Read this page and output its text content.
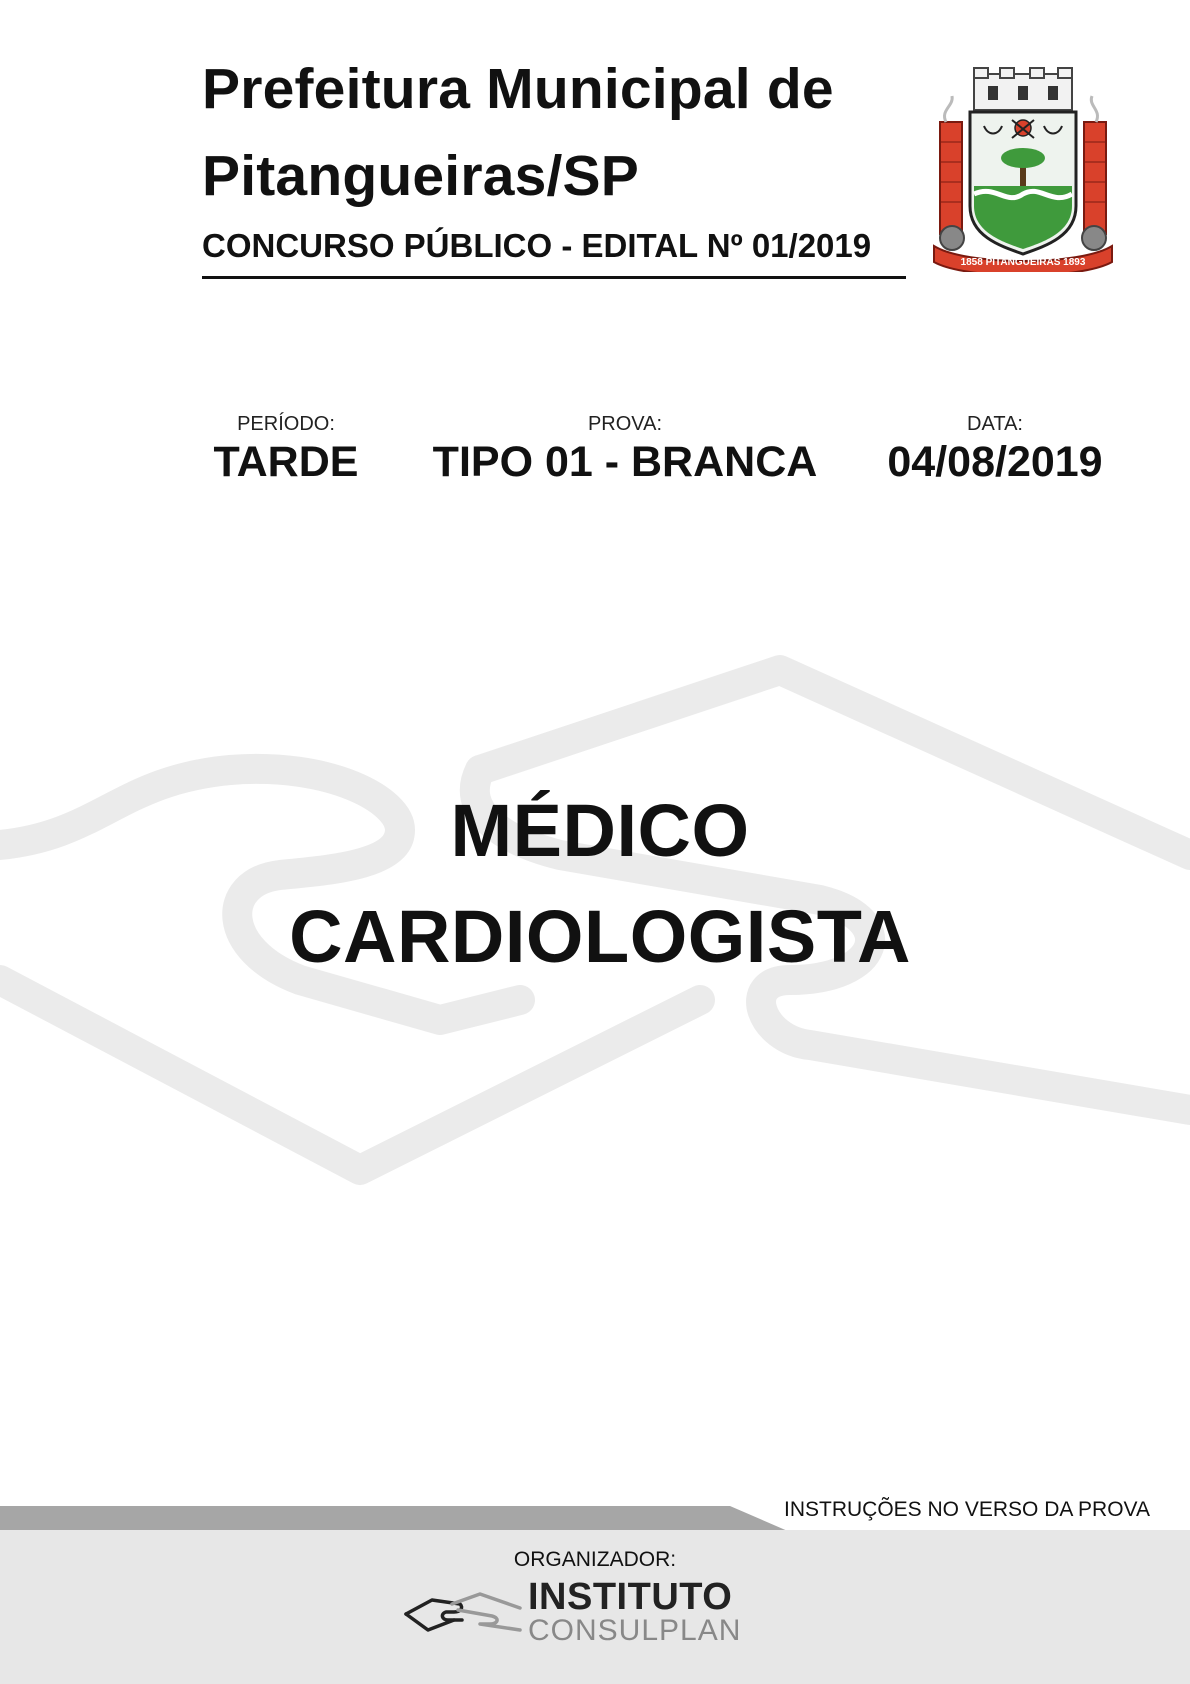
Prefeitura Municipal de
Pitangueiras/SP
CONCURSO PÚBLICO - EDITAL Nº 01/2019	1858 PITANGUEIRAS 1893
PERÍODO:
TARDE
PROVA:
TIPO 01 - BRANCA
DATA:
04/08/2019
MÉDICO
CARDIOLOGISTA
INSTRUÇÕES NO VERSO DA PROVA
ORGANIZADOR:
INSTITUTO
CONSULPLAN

Problem description:
Omit every picture, then reproduce the rest of the listing exactly.

Exercise output:
Read this page and output its text content.
Prefeitura Municipal de
Pitangueiras/SP
CONCURSO PÚBLICO - EDITAL Nº 01/2019	1858 PITANGUEIRAS 1893
PERÍODO:
TARDE
PROVA:
TIPO 01 - BRANCA
DATA:
04/08/2019
MÉDICO
CARDIOLOGISTA
INSTRUÇÕES NO VERSO DA PROVA
ORGANIZADOR:
INSTITUTO
CONSULPLAN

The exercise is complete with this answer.